__Given task__.
Note how many lines include the word "color", and give that number by itself.

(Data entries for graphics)

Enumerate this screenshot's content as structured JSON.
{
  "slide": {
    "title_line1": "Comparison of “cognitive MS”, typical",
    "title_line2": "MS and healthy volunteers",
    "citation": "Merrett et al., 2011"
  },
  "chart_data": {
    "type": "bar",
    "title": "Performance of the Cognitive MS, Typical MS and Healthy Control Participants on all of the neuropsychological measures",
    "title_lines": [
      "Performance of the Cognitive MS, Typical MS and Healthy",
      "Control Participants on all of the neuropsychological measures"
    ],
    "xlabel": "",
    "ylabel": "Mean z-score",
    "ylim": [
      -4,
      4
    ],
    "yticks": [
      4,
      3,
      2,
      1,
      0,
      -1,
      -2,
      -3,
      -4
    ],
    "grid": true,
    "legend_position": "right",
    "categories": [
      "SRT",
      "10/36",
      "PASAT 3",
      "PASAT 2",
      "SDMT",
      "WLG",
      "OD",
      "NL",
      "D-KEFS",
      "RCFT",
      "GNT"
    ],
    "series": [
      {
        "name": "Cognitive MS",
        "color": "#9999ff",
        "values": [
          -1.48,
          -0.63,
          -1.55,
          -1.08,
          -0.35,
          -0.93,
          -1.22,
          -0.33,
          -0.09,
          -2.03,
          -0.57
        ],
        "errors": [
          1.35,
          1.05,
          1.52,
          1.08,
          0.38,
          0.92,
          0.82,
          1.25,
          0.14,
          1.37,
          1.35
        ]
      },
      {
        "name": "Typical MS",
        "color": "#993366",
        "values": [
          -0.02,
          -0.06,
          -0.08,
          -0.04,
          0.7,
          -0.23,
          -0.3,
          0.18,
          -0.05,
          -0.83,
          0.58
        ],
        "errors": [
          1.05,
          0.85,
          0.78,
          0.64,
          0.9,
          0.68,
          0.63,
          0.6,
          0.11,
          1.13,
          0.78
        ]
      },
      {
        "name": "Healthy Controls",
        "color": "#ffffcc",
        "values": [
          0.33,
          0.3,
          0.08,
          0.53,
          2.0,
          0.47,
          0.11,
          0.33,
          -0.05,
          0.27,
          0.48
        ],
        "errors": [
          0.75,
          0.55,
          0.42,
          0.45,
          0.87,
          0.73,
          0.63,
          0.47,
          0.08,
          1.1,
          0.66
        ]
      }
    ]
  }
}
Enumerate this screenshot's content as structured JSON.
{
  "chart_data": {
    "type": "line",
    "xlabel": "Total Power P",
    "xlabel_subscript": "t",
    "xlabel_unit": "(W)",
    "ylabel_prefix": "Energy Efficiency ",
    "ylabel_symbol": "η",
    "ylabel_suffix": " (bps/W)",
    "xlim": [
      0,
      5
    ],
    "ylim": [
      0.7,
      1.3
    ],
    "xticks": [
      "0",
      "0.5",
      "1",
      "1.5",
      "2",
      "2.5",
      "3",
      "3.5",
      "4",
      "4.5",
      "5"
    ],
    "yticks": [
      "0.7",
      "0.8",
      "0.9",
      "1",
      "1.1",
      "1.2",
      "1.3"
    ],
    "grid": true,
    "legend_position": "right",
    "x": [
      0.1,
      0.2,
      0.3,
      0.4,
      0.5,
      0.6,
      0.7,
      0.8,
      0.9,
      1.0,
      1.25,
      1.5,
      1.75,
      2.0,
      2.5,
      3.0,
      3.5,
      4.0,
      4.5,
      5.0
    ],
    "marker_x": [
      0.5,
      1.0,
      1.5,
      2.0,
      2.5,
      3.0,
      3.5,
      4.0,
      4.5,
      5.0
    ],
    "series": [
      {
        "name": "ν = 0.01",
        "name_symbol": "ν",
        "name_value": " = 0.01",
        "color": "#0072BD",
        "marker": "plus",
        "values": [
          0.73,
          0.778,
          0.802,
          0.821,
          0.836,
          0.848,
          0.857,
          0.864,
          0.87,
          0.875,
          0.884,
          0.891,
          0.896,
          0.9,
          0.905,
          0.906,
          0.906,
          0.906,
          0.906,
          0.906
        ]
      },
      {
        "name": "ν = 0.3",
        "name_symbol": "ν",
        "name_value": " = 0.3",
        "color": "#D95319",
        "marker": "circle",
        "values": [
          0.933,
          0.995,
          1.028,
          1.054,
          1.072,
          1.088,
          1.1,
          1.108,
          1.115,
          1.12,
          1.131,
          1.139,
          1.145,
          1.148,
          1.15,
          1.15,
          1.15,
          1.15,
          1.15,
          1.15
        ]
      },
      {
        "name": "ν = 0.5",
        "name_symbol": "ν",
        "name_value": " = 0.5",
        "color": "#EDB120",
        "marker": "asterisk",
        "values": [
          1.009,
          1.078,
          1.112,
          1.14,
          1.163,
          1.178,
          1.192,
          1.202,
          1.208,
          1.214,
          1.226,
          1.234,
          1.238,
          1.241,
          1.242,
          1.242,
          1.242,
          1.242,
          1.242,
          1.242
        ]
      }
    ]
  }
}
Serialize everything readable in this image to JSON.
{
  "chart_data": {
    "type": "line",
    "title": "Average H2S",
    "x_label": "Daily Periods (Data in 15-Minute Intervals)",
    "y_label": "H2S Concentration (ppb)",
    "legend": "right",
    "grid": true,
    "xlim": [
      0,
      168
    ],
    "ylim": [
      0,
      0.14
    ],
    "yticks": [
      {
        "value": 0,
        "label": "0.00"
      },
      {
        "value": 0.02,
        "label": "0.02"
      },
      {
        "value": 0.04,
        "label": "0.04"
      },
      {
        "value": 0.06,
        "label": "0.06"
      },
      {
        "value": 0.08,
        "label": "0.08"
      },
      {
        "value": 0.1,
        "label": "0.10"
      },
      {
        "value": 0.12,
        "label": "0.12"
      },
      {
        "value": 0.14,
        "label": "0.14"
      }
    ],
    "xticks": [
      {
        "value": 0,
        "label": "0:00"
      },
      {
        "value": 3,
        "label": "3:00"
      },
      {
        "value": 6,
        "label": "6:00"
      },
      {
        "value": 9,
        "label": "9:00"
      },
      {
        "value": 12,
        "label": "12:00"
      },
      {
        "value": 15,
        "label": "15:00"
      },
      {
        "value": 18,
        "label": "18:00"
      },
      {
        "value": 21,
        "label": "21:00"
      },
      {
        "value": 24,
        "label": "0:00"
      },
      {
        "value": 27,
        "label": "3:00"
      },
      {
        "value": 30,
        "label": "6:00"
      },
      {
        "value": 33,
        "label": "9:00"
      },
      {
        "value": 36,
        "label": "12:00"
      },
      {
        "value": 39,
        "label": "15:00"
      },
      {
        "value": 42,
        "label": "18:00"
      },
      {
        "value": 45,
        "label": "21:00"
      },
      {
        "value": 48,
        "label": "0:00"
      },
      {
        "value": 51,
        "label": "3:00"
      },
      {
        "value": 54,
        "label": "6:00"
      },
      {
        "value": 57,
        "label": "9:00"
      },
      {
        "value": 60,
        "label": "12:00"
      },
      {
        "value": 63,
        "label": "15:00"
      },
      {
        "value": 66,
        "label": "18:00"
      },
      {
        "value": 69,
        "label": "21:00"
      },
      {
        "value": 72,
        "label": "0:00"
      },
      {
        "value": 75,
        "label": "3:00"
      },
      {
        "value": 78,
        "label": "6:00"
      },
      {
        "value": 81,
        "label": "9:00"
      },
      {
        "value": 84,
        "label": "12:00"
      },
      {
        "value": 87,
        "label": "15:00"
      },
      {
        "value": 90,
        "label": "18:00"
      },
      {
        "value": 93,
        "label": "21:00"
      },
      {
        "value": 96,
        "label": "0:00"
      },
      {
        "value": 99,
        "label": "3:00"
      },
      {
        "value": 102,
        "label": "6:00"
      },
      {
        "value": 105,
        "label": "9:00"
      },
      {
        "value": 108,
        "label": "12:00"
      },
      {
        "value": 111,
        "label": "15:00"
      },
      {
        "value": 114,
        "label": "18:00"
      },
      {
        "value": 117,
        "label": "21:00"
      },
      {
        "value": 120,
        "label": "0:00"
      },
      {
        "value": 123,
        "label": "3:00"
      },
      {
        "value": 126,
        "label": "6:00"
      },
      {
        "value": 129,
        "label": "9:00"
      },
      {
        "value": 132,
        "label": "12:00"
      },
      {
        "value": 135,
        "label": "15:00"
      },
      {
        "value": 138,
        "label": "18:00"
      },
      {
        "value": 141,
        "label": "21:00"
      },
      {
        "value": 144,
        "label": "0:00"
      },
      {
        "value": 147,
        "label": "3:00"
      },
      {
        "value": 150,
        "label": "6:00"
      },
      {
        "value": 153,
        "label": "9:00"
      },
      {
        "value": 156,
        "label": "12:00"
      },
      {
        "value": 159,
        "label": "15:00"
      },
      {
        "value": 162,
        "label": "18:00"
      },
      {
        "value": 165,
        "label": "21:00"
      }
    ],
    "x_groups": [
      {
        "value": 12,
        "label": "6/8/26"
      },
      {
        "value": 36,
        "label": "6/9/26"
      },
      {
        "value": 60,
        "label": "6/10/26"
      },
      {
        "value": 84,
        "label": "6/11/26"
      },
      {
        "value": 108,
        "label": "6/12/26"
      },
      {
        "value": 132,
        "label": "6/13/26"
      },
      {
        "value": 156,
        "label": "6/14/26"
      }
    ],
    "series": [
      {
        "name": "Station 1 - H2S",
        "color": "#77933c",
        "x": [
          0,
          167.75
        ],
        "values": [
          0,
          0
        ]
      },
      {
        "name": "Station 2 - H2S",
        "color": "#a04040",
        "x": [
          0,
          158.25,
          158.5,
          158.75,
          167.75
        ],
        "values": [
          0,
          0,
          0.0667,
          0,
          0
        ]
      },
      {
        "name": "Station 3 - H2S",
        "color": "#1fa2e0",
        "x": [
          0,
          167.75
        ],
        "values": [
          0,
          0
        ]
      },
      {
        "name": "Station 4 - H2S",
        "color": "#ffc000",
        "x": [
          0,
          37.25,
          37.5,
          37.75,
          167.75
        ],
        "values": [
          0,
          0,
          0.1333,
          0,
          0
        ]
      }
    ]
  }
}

__Worked answer__.
10